### TASK INPUT
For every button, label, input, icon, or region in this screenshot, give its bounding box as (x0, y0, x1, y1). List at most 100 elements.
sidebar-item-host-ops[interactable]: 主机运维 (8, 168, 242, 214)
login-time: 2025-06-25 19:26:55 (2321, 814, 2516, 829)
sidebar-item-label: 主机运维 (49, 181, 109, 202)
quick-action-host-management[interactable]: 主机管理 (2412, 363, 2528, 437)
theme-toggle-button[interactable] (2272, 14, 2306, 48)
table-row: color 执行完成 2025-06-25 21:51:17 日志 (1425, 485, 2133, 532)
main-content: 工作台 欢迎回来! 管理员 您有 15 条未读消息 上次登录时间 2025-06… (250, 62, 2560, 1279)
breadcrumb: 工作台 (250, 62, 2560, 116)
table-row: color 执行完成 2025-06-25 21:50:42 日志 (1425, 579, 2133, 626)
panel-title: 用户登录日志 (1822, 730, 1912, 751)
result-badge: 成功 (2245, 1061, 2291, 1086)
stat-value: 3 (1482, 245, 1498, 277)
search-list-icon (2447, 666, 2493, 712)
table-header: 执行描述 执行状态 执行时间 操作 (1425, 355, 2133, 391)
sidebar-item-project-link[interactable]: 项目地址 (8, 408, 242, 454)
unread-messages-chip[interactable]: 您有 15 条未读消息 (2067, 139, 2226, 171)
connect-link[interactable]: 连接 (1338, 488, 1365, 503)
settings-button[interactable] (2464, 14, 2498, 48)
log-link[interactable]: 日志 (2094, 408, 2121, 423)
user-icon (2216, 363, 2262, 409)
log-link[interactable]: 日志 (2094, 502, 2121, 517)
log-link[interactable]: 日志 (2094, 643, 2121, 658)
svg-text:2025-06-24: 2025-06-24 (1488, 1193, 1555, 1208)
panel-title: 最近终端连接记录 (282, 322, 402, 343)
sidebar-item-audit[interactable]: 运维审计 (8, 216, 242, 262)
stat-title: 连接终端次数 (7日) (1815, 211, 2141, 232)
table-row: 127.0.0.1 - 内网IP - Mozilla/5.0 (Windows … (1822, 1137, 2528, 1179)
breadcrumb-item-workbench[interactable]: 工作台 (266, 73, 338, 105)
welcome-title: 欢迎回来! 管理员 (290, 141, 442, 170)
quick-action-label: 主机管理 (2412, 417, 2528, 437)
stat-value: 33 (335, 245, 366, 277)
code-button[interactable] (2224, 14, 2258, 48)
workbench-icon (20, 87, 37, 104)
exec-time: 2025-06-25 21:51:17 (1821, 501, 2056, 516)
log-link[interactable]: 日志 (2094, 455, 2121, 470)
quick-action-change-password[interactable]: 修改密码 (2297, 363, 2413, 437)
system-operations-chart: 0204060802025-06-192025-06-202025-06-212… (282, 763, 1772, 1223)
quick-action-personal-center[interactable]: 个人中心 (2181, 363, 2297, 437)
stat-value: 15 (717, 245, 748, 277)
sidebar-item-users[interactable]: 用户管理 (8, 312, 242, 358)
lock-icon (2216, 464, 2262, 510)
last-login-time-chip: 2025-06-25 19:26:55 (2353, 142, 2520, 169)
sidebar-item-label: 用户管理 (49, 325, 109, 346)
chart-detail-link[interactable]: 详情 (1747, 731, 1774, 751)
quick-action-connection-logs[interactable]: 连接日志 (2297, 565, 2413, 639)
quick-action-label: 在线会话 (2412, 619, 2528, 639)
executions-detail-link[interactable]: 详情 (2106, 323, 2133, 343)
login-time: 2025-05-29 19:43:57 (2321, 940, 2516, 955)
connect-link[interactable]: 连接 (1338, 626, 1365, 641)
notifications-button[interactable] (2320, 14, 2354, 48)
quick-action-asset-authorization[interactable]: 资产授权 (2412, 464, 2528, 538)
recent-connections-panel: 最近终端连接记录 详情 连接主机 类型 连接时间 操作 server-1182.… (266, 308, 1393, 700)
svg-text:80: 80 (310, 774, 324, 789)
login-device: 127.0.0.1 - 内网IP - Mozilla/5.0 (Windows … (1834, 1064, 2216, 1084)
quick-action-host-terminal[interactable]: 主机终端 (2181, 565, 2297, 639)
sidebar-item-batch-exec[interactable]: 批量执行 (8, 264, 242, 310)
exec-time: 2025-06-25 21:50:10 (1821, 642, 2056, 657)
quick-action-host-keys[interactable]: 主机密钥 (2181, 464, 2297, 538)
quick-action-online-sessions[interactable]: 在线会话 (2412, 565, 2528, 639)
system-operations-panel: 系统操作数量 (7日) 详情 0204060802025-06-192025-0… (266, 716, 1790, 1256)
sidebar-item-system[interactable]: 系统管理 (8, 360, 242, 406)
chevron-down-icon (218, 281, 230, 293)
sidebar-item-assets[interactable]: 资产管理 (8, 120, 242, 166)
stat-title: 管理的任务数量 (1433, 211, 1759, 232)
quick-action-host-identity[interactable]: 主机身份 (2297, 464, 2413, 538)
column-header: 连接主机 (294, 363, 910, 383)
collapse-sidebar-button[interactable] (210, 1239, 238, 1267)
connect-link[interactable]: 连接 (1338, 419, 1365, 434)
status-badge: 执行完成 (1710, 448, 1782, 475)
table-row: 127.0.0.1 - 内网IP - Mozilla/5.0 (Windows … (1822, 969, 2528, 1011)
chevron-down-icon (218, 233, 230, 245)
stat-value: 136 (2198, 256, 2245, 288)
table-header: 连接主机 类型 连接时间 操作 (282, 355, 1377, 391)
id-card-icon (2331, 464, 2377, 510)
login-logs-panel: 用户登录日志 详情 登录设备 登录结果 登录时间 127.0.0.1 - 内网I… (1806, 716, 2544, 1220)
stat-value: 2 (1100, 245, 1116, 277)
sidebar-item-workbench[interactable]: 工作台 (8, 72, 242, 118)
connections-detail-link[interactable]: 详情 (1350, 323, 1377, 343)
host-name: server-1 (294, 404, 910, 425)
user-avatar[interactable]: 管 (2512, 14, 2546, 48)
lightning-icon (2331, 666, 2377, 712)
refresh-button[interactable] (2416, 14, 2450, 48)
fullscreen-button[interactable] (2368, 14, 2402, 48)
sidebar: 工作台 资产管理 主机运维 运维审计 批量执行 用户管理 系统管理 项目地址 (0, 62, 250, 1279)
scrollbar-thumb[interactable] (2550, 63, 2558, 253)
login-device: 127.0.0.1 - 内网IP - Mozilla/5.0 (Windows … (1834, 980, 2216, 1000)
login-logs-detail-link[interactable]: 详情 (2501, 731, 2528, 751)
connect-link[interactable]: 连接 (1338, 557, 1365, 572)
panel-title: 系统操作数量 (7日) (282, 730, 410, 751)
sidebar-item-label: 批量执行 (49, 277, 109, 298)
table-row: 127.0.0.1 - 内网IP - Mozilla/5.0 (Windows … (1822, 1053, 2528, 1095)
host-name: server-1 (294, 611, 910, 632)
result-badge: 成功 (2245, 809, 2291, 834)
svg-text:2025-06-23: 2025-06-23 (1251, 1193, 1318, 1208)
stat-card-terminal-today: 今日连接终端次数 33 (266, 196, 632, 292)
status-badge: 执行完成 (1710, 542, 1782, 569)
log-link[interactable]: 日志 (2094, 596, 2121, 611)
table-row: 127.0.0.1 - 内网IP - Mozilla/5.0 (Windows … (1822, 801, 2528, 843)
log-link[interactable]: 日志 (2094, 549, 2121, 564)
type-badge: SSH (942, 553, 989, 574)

### CHALLENGE
Convert the data above into a JSON list of strings, with one string for each line and no entries for blank lines.

### WRITTEN REPLY
[
  "For every button, label, input, icon, or region in this screenshot, give its bounding box as (x0, y0, x1, y1). List at most 100 elements.",
  "sidebar-item-host-ops[interactable]: 主机运维 (8, 168, 242, 214)",
  "login-time: 2025-06-25 19:26:55 (2321, 814, 2516, 829)",
  "sidebar-item-label: 主机运维 (49, 181, 109, 202)",
  "quick-action-host-management[interactable]: 主机管理 (2412, 363, 2528, 437)",
  "theme-toggle-button[interactable] (2272, 14, 2306, 48)",
  "table-row: color 执行完成 2025-06-25 21:51:17 日志 (1425, 485, 2133, 532)",
  "main-content: 工作台 欢迎回来! 管理员 您有 15 条未读消息 上次登录时间 2025-06… (250, 62, 2560, 1279)",
  "breadcrumb: 工作台 (250, 62, 2560, 116)",
  "table-row: color 执行完成 2025-06-25 21:50:42 日志 (1425, 579, 2133, 626)",
  "panel-title: 用户登录日志 (1822, 730, 1912, 751)",
  "result-badge: 成功 (2245, 1061, 2291, 1086)",
  "stat-value: 3 (1482, 245, 1498, 277)",
  "search-list-icon (2447, 666, 2493, 712)",
  "table-header: 执行描述 执行状态 执行时间 操作 (1425, 355, 2133, 391)",
  "sidebar-item-project-link[interactable]: 项目地址 (8, 408, 242, 454)",
  "unread-messages-chip[interactable]: 您有 15 条未读消息 (2067, 139, 2226, 171)",
  "connect-link[interactable]: 连接 (1338, 488, 1365, 503)",
  "settings-button[interactable] (2464, 14, 2498, 48)",
  "log-link[interactable]: 日志 (2094, 408, 2121, 423)",
  "user-icon (2216, 363, 2262, 409)",
  "log-link[interactable]: 日志 (2094, 502, 2121, 517)",
  "log-link[interactable]: 日志 (2094, 643, 2121, 658)",
  "svg-text:2025-06-24: 2025-06-24 (1488, 1193, 1555, 1208)",
  "panel-title: 最近终端连接记录 (282, 322, 402, 343)",
  "sidebar-item-audit[interactable]: 运维审计 (8, 216, 242, 262)",
  "stat-title: 连接终端次数 (7日) (1815, 211, 2141, 232)",
  "table-row: 127.0.0.1 - 内网IP - Mozilla/5.0 (Windows … (1822, 1137, 2528, 1179)",
  "breadcrumb-item-workbench[interactable]: 工作台 (266, 73, 338, 105)",
  "welcome-title: 欢迎回来! 管理员 (290, 141, 442, 170)",
  "quick-action-label: 主机管理 (2412, 417, 2528, 437)",
  "stat-value: 33 (335, 245, 366, 277)",
  "code-button[interactable] (2224, 14, 2258, 48)",
  "workbench-icon (20, 87, 37, 104)",
  "exec-time: 2025-06-25 21:51:17 (1821, 501, 2056, 516)",
  "log-link[interactable]: 日志 (2094, 455, 2121, 470)",
  "quick-action-change-password[interactable]: 修改密码 (2297, 363, 2413, 437)",
  "system-operations-chart: 0204060802025-06-192025-06-202025-06-212… (282, 763, 1772, 1223)",
  "quick-action-personal-center[interactable]: 个人中心 (2181, 363, 2297, 437)",
  "stat-value: 15 (717, 245, 748, 277)",
  "sidebar-item-users[interactable]: 用户管理 (8, 312, 242, 358)",
  "lock-icon (2216, 464, 2262, 510)",
  "last-login-time-chip: 2025-06-25 19:26:55 (2353, 142, 2520, 169)",
  "sidebar-item-label: 用户管理 (49, 325, 109, 346)",
  "chart-detail-link[interactable]: 详情 (1747, 731, 1774, 751)",
  "quick-action-connection-logs[interactable]: 连接日志 (2297, 565, 2413, 639)",
  "quick-action-label: 在线会话 (2412, 619, 2528, 639)",
  "executions-detail-link[interactable]: 详情 (2106, 323, 2133, 343)",
  "login-time: 2025-05-29 19:43:57 (2321, 940, 2516, 955)",
  "connect-link[interactable]: 连接 (1338, 626, 1365, 641)",
  "notifications-button[interactable] (2320, 14, 2354, 48)",
  "quick-action-asset-authorization[interactable]: 资产授权 (2412, 464, 2528, 538)",
  "recent-connections-panel: 最近终端连接记录 详情 连接主机 类型 连接时间 操作 server-1182.… (266, 308, 1393, 700)",
  "svg-text:80: 80 (310, 774, 324, 789)",
  "login-device: 127.0.0.1 - 内网IP - Mozilla/5.0 (Windows … (1834, 1064, 2216, 1084)",
  "quick-action-host-terminal[interactable]: 主机终端 (2181, 565, 2297, 639)",
  "sidebar-item-batch-exec[interactable]: 批量执行 (8, 264, 242, 310)",
  "exec-time: 2025-06-25 21:50:10 (1821, 642, 2056, 657)",
  "quick-action-host-keys[interactable]: 主机密钥 (2181, 464, 2297, 538)",
  "quick-action-online-sessions[interactable]: 在线会话 (2412, 565, 2528, 639)",
  "system-operations-panel: 系统操作数量 (7日) 详情 0204060802025-06-192025-0… (266, 716, 1790, 1256)",
  "sidebar-item-system[interactable]: 系统管理 (8, 360, 242, 406)",
  "chevron-down-icon (218, 281, 230, 293)",
  "sidebar-item-assets[interactable]: 资产管理 (8, 120, 242, 166)",
  "stat-title: 管理的任务数量 (1433, 211, 1759, 232)",
  "quick-action-host-identity[interactable]: 主机身份 (2297, 464, 2413, 538)",
  "column-header: 连接主机 (294, 363, 910, 383)",
  "collapse-sidebar-button[interactable] (210, 1239, 238, 1267)",
  "connect-link[interactable]: 连接 (1338, 419, 1365, 434)",
  "status-badge: 执行完成 (1710, 448, 1782, 475)",
  "table-row: 127.0.0.1 - 内网IP - Mozilla/5.0 (Windows … (1822, 969, 2528, 1011)",
  "chevron-down-icon (218, 233, 230, 245)",
  "stat-value: 136 (2198, 256, 2245, 288)",
  "table-header: 连接主机 类型 连接时间 操作 (282, 355, 1377, 391)",
  "id-card-icon (2331, 464, 2377, 510)",
  "login-logs-panel: 用户登录日志 详情 登录设备 登录结果 登录时间 127.0.0.1 - 内网I… (1806, 716, 2544, 1220)",
  "stat-value: 2 (1100, 245, 1116, 277)",
  "sidebar-item-workbench[interactable]: 工作台 (8, 72, 242, 118)",
  "connections-detail-link[interactable]: 详情 (1350, 323, 1377, 343)",
  "host-name: server-1 (294, 404, 910, 425)",
  "user-avatar[interactable]: 管 (2512, 14, 2546, 48)",
  "lightning-icon (2331, 666, 2377, 712)",
  "refresh-button[interactable] (2416, 14, 2450, 48)",
  "fullscreen-button[interactable] (2368, 14, 2402, 48)",
  "sidebar: 工作台 资产管理 主机运维 运维审计 批量执行 用户管理 系统管理 项目地址 (0, 62, 250, 1279)",
  "scrollbar-thumb[interactable] (2550, 63, 2558, 253)",
  "login-device: 127.0.0.1 - 内网IP - Mozilla/5.0 (Windows … (1834, 980, 2216, 1000)",
  "login-logs-detail-link[interactable]: 详情 (2501, 731, 2528, 751)",
  "connect-link[interactable]: 连接 (1338, 557, 1365, 572)",
  "panel-title: 系统操作数量 (7日) (282, 730, 410, 751)",
  "sidebar-item-label: 批量执行 (49, 277, 109, 298)",
  "table-row: 127.0.0.1 - 内网IP - Mozilla/5.0 (Windows … (1822, 1053, 2528, 1095)",
  "host-name: server-1 (294, 611, 910, 632)",
  "result-badge: 成功 (2245, 809, 2291, 834)",
  "svg-text:2025-06-23: 2025-06-23 (1251, 1193, 1318, 1208)",
  "stat-card-terminal-today: 今日连接终端次数 33 (266, 196, 632, 292)",
  "status-badge: 执行完成 (1710, 542, 1782, 569)",
  "log-link[interactable]: 日志 (2094, 596, 2121, 611)",
  "table-row: 127.0.0.1 - 内网IP - Mozilla/5.0 (Windows … (1822, 801, 2528, 843)",
  "log-link[interactable]: 日志 (2094, 549, 2121, 564)",
  "type-badge: SSH (942, 553, 989, 574)"
]